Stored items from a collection
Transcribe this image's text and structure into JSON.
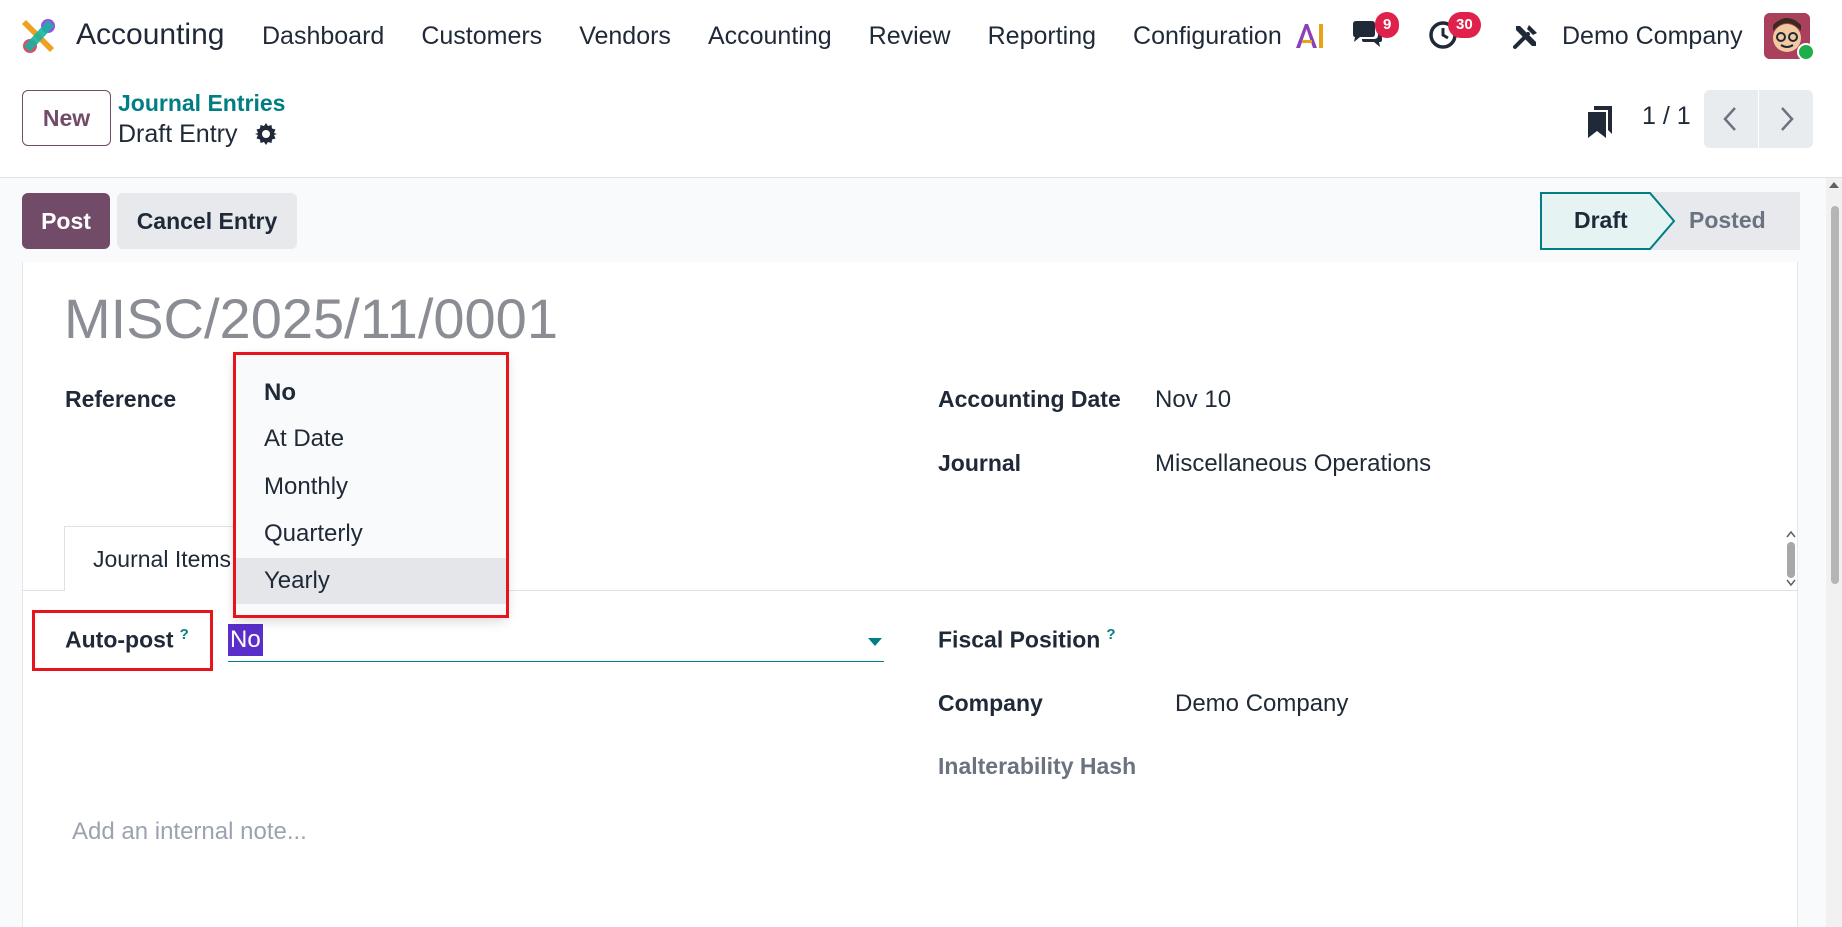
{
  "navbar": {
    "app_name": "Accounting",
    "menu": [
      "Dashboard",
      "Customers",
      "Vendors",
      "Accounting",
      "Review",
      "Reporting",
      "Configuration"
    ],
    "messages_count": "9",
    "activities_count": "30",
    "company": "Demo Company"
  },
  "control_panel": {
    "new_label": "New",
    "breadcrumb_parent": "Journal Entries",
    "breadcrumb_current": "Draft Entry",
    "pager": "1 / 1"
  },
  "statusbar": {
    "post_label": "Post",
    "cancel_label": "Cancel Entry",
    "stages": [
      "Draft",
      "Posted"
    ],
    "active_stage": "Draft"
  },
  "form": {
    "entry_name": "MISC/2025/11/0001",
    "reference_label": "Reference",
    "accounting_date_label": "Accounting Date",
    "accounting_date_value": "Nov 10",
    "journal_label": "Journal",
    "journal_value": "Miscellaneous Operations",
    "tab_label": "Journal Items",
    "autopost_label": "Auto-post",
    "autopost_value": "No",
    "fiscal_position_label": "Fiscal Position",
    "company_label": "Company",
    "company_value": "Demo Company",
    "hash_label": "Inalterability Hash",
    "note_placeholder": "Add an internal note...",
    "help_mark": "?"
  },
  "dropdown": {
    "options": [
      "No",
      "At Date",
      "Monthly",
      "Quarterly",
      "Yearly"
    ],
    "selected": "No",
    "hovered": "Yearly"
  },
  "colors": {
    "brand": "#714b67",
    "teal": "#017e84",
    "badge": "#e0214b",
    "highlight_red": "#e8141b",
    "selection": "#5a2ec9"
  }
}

Given instruction: Go through the entries above and output them exactly, without pictures.

Answer below:
Transcribe this image's text and structure into JSON.
{
  "navbar": {
    "app_name": "Accounting",
    "menu": [
      "Dashboard",
      "Customers",
      "Vendors",
      "Accounting",
      "Review",
      "Reporting",
      "Configuration"
    ],
    "messages_count": "9",
    "activities_count": "30",
    "company": "Demo Company"
  },
  "control_panel": {
    "new_label": "New",
    "breadcrumb_parent": "Journal Entries",
    "breadcrumb_current": "Draft Entry",
    "pager": "1 / 1"
  },
  "statusbar": {
    "post_label": "Post",
    "cancel_label": "Cancel Entry",
    "stages": [
      "Draft",
      "Posted"
    ],
    "active_stage": "Draft"
  },
  "form": {
    "entry_name": "MISC/2025/11/0001",
    "reference_label": "Reference",
    "accounting_date_label": "Accounting Date",
    "accounting_date_value": "Nov 10",
    "journal_label": "Journal",
    "journal_value": "Miscellaneous Operations",
    "tab_label": "Journal Items",
    "autopost_label": "Auto-post",
    "autopost_value": "No",
    "fiscal_position_label": "Fiscal Position",
    "company_label": "Company",
    "company_value": "Demo Company",
    "hash_label": "Inalterability Hash",
    "note_placeholder": "Add an internal note...",
    "help_mark": "?"
  },
  "dropdown": {
    "options": [
      "No",
      "At Date",
      "Monthly",
      "Quarterly",
      "Yearly"
    ],
    "selected": "No",
    "hovered": "Yearly"
  },
  "colors": {
    "brand": "#714b67",
    "teal": "#017e84",
    "badge": "#e0214b",
    "highlight_red": "#e8141b",
    "selection": "#5a2ec9"
  }
}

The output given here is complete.